--- start ---

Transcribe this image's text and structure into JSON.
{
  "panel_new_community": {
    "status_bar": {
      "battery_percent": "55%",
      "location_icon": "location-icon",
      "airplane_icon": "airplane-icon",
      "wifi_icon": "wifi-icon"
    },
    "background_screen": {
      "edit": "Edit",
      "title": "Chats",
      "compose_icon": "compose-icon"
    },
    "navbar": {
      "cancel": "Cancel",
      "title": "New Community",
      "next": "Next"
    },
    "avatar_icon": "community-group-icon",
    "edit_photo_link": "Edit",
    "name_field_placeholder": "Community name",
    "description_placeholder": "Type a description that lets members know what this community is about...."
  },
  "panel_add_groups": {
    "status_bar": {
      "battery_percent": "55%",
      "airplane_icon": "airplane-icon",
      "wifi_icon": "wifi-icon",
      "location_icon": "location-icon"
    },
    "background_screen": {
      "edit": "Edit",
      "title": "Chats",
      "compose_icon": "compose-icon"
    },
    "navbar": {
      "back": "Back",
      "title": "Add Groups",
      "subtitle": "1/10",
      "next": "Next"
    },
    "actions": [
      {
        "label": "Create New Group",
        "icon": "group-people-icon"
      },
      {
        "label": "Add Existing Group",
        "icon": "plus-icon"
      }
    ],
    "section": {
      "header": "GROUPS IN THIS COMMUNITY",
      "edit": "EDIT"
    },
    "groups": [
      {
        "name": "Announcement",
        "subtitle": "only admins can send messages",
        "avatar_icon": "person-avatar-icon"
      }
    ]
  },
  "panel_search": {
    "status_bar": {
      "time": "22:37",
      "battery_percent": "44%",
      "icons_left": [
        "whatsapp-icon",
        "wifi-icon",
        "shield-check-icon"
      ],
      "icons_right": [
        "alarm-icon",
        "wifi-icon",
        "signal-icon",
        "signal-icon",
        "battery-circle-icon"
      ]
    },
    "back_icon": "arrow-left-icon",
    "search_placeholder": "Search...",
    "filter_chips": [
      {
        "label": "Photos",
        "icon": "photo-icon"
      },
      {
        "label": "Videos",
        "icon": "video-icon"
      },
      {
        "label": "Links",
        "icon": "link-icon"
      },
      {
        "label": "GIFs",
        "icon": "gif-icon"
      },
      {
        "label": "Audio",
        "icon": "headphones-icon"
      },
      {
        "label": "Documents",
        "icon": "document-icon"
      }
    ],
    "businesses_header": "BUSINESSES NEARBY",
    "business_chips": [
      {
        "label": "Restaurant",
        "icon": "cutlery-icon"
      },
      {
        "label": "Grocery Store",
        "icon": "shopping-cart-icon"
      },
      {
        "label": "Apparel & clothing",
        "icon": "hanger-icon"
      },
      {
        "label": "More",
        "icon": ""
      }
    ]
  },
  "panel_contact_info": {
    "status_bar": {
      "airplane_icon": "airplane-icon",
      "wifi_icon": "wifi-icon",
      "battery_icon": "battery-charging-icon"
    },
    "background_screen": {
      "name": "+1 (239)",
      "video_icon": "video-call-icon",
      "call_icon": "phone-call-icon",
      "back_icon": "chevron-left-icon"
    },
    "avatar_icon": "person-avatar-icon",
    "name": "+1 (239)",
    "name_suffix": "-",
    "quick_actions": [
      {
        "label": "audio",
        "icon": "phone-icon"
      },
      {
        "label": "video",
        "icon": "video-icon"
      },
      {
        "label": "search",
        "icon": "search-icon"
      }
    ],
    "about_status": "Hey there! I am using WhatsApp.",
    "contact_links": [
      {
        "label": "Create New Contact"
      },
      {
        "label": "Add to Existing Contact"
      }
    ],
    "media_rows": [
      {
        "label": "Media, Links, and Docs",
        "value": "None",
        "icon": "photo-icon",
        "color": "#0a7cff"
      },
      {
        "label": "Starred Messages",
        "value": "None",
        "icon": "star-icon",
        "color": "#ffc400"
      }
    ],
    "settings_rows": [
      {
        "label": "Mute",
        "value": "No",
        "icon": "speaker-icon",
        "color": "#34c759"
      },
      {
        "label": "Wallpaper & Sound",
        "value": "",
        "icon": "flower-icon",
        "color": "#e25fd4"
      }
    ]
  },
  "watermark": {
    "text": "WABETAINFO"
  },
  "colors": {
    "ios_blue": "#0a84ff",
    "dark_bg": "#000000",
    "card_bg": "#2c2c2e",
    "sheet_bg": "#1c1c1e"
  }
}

--- end ---

** YOUR TASK **
Lines of the material that contain the word "value" are to be gathered.

** WORKED SOLUTION **
        "value": "None",
        "value": "None",
        "value": "No",
        "value": "",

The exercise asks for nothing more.